● Document

Imagine you want to go on holiday next month. Imagine! You would like to know what the temperature will be on a small island that has no weather information. To do this you find the following information about other countries around the world: latitude, longitude, month, average temperature. Now you can use a machine learning technique called Regression to predict the temperature at your potential destination using its lat/lon and the month. This is a prediction task.

An alternative approach would be to make a list of destinations you like, and those you don’t like. Gather the same information of lat/lon, month and temperature for a sample of countries, but this time add a ‘Yes’ or ‘No’ for whether you like them or not. You can now choose one of many machine learning classification algorithms to label the rest of the world’s countries Yes or No. This is a binary (there are two categories) classification task.

Supervised vs unsupervised learning

The previous example was of supervised learning. In the supervised scenario a set of labelled examples are passed to a machine learning classifier which learns to identify relationships between features of the data and the labels, or a numerical output. The table shows some examples of features and labels for some supervised learning tasks:

Task Application Features Output Example learned relationship
Classification Sentiment analysis Words in a sentence ‘Positive’ or ‘Negative’ ‘glad’ or ‘happy’ weighted towards ‘Positive’ label
Classification Seasonal paintings Images of paintings ‘Spring’,’Summer’,’Autumn’,’Winter’ Red leaves more predictive of Autumn label
Prediction Child height estimate Age of child number in centimetres Height increases as age increases

Unsupervised learning is not given any examples. Instead a target is suggested and the algorithm groups the data based on that target. The target is usually the number of groups wanted, and the algorithm will place data points into each group in order to maximum the similarity of group members. The following activity aims to give you an intuition for clustering, a commonly used form of unsupervised learning.


Imagine there are 6 people in a workshop and you need to split them evenly between 2 tables based on the similarity of their interests. Their interests are listed below in order of preference. How would you divide them into 2 tables with 3 people on each table?

● Exercise requirements
**A.** According to the machine learning text, what is the target in unsupervised learning usually?
**B.** Carry on the machine learning text from the point where it stops.

● Stored data
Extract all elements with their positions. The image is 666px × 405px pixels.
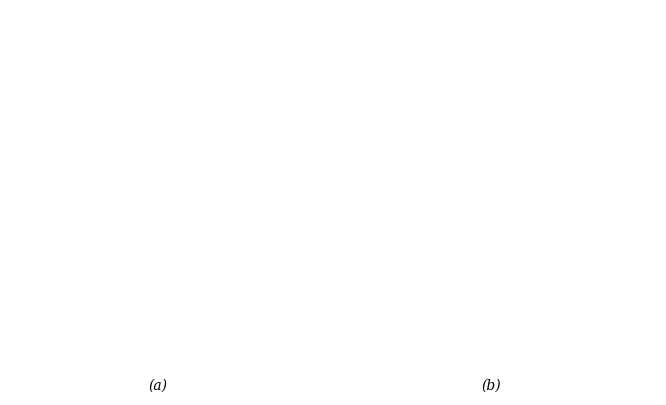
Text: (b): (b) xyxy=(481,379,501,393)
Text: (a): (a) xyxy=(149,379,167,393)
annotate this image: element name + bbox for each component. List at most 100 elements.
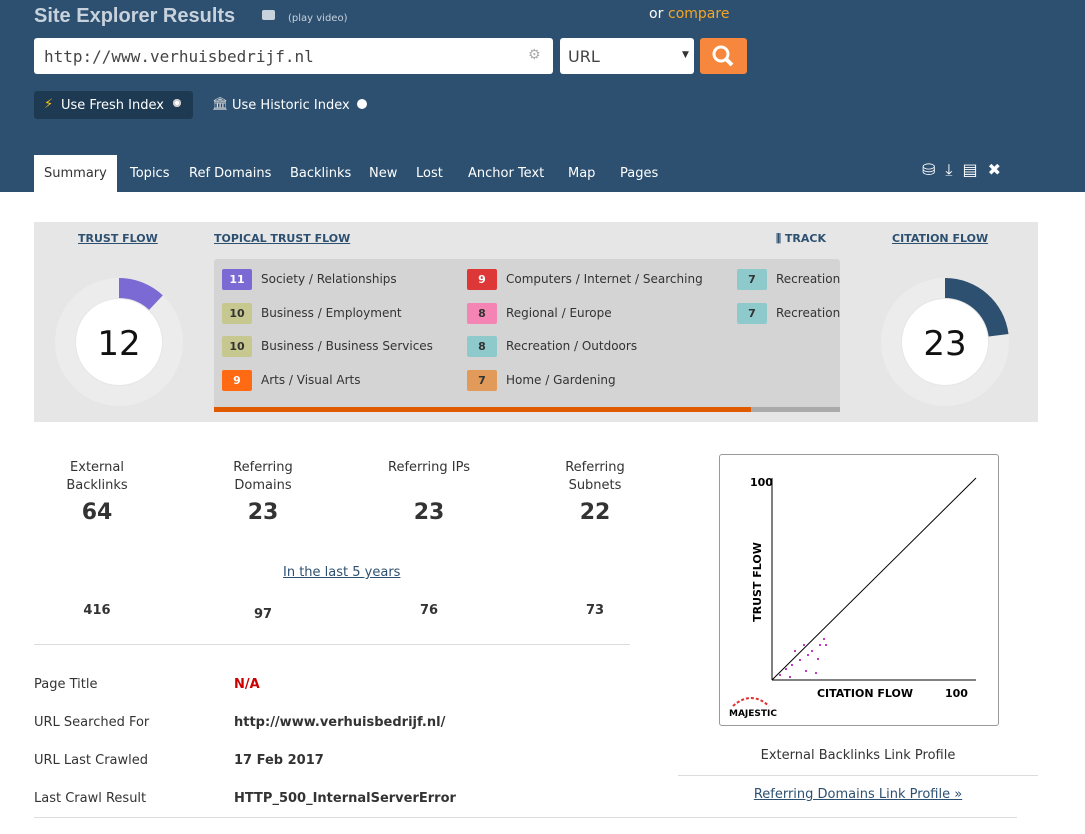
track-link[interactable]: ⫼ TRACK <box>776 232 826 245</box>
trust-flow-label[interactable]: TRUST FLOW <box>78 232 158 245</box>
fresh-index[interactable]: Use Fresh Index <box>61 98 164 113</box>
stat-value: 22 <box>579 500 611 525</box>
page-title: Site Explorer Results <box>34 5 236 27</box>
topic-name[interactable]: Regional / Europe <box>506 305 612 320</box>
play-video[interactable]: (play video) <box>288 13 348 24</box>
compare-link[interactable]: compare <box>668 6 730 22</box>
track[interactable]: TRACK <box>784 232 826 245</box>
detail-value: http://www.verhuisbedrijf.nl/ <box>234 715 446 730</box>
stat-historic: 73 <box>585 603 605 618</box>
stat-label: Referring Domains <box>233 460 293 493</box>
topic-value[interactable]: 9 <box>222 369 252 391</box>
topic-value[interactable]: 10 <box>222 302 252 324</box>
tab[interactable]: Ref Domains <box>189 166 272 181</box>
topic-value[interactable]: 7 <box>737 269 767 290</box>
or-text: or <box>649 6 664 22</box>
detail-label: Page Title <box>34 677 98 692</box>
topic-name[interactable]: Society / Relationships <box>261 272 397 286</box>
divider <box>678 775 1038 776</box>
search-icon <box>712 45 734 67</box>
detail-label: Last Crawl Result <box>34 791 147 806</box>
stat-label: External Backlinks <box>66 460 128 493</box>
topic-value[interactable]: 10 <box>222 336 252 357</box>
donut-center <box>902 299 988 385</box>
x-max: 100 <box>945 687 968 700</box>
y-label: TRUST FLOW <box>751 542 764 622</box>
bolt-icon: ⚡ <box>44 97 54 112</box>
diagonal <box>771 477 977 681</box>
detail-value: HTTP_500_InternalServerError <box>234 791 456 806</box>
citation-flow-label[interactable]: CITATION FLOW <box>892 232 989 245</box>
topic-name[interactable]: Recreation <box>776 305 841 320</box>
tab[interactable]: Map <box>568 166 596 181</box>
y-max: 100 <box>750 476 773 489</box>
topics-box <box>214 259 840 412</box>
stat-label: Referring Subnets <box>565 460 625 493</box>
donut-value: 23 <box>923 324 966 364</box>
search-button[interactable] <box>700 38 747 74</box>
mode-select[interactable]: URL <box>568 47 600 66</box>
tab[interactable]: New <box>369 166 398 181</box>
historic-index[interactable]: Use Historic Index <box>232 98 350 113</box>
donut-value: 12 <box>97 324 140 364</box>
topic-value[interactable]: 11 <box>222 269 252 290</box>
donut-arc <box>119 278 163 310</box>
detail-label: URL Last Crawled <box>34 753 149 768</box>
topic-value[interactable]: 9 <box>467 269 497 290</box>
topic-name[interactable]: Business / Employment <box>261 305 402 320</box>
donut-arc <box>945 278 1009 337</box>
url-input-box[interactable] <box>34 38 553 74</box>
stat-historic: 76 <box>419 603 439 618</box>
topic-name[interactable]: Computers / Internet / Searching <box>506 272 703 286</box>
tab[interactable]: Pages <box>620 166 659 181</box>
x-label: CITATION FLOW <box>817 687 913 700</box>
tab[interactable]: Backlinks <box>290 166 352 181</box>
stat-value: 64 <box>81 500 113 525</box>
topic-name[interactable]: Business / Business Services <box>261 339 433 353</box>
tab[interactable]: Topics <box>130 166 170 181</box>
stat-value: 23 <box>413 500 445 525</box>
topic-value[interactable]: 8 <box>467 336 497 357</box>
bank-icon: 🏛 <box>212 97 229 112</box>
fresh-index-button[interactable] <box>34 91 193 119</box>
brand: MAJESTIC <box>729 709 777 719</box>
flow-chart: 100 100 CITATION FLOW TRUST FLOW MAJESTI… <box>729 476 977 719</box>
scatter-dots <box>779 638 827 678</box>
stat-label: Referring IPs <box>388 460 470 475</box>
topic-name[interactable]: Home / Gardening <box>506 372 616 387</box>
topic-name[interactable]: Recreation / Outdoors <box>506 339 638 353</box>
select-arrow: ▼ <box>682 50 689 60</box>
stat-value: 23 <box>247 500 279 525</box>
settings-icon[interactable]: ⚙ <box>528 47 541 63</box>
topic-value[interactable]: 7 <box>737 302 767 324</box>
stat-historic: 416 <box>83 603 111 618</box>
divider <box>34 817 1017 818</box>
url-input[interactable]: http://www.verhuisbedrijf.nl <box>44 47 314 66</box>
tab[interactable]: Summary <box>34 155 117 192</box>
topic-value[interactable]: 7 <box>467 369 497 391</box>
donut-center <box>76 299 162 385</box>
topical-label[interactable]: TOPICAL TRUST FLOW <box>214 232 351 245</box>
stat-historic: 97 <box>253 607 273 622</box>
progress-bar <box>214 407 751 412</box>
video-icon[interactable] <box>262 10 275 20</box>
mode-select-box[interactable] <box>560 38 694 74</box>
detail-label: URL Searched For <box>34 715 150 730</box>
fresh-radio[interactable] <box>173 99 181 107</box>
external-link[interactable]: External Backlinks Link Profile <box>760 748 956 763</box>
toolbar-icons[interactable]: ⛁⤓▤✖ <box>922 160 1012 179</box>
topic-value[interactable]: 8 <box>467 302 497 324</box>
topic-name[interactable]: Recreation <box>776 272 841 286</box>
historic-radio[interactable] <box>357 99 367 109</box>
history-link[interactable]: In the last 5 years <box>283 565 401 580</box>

● Expected outputs
**A.** The number of groups wanted.

**B.**
  • Person A - politics, sport, nature
  • Person B - walking, cooking, quiz shows
  • Person C - baking, sewing, athletics
  • Person D - newspapers, biographies, history
  • Person E - football, rugby, cricket
  • Person F - fine dining, pub quizzes, bird watching


There isn’t a right answer to this challenge. In fact an algorithm with no other information other than the words above would probably distribute them randomly. To perform the task it would need further information that could provide semantic relationships between the words. That may it could establish that sport is similar to football, rugby and cricket, and fine dining and cooking are related. Without that information they are just meaningless strings to a computer. You should have seen that there are multiple solutions and when using unsupervised methods you have little influence over which is chosen.

Each paradigm has its advantages and disadvantages. Unsupervised learning is a straightforward way of identifying clusters of similar records in a set of data making it ideal for gaining a high level view of a new dataset. However, choosing the right number of clusters can be difficult and there is no way to control the criteria for how clusters are formed. In the above exercise we saw a number of types of activity (physical, food related, current affairs, natural world), with some possibly fitting into two categories. In supervised learning we define the categories in advance giving us control over the outputs. The downside is the cost of labelling our data. Consider the effort involved in the following tasks:


Fill in the blanks with either “Supervised Learning”, “Unsupervised Learning”, “Prediction” or “Classification”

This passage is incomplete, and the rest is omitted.